> [Task objective]
Copy each line in which the string "content" occurs.

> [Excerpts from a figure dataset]
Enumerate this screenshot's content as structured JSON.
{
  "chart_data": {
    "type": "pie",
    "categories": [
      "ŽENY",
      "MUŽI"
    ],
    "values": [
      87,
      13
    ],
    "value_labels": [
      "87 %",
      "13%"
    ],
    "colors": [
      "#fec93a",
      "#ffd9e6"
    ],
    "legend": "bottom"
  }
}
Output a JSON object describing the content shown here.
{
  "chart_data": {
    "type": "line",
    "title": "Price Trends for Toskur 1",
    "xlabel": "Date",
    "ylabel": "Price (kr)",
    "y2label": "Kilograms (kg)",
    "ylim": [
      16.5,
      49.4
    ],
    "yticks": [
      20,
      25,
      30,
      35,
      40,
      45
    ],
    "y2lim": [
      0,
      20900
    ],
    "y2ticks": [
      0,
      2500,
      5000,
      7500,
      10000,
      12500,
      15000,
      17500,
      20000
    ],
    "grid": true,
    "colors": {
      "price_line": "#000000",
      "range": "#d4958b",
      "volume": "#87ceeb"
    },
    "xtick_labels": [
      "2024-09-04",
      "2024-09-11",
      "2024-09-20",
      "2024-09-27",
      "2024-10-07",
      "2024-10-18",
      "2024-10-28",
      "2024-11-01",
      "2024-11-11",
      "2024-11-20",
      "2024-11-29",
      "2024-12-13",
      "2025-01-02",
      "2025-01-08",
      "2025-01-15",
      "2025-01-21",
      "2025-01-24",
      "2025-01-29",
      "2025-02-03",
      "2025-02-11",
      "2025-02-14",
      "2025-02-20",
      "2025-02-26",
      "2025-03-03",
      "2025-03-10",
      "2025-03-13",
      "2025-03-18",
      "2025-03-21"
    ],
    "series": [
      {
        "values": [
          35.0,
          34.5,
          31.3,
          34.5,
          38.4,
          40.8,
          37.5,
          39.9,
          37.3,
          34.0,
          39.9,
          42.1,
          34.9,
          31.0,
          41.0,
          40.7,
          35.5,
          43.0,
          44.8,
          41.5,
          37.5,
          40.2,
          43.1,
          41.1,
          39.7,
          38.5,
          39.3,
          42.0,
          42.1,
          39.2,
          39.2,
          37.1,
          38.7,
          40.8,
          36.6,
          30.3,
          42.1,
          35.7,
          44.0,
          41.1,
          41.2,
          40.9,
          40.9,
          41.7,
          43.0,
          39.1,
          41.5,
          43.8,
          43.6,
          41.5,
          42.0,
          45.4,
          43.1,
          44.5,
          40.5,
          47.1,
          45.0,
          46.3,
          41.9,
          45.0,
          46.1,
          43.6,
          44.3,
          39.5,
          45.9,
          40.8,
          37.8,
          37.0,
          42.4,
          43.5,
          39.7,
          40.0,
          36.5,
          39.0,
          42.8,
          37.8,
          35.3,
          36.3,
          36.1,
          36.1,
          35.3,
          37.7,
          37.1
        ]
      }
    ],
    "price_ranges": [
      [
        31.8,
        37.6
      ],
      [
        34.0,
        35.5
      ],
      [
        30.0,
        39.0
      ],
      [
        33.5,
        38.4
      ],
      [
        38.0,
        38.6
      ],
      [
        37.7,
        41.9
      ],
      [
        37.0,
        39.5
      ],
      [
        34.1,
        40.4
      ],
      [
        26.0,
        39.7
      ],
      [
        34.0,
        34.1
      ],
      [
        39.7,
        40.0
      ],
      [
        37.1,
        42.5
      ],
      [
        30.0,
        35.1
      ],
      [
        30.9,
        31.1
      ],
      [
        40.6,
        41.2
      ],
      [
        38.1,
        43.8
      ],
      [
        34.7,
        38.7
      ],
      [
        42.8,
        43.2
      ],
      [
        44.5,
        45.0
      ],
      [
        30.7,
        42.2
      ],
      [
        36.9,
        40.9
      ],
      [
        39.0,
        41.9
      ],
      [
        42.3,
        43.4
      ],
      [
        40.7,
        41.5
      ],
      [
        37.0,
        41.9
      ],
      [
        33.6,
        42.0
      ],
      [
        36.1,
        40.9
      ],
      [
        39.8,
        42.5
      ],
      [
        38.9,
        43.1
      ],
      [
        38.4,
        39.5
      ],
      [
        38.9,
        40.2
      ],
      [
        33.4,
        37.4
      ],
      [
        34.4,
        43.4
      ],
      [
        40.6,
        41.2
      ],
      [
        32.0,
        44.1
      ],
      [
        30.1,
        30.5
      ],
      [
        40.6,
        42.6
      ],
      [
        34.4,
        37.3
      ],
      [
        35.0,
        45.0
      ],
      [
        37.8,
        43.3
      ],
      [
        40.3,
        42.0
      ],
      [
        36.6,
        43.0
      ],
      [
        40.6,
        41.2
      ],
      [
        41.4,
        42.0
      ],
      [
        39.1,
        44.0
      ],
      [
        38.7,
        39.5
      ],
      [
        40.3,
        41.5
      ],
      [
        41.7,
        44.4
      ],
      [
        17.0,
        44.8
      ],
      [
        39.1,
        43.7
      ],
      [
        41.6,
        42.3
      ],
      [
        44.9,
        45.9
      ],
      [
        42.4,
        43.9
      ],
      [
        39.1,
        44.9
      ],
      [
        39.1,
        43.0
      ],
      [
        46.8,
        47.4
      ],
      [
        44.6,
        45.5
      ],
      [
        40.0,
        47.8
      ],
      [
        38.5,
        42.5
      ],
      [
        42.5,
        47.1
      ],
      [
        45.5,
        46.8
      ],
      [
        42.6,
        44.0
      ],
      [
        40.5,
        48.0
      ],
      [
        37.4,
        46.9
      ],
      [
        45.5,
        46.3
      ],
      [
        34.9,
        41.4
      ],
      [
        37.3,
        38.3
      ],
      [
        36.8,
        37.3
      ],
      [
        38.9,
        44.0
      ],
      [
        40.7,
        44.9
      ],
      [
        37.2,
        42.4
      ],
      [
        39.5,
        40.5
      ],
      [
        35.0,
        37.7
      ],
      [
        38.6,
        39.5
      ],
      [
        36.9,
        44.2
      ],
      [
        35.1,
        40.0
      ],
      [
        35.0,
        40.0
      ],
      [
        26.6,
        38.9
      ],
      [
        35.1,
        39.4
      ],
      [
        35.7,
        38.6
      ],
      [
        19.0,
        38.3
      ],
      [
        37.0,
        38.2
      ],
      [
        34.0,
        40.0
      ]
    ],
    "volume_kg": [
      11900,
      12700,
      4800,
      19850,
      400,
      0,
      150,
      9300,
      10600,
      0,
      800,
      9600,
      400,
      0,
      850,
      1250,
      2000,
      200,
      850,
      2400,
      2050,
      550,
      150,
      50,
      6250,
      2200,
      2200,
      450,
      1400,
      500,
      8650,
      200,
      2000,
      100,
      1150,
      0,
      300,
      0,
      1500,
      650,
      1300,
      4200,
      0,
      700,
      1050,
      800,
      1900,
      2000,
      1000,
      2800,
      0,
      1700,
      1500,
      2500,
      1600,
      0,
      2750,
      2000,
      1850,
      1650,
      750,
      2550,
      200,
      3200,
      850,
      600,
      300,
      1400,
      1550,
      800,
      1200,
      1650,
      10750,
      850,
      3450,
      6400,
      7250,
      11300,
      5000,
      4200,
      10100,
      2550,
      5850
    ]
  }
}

> [Answer]
Enumerate this screenshot's content as structured JSON.
Output a JSON object describing the content shown here.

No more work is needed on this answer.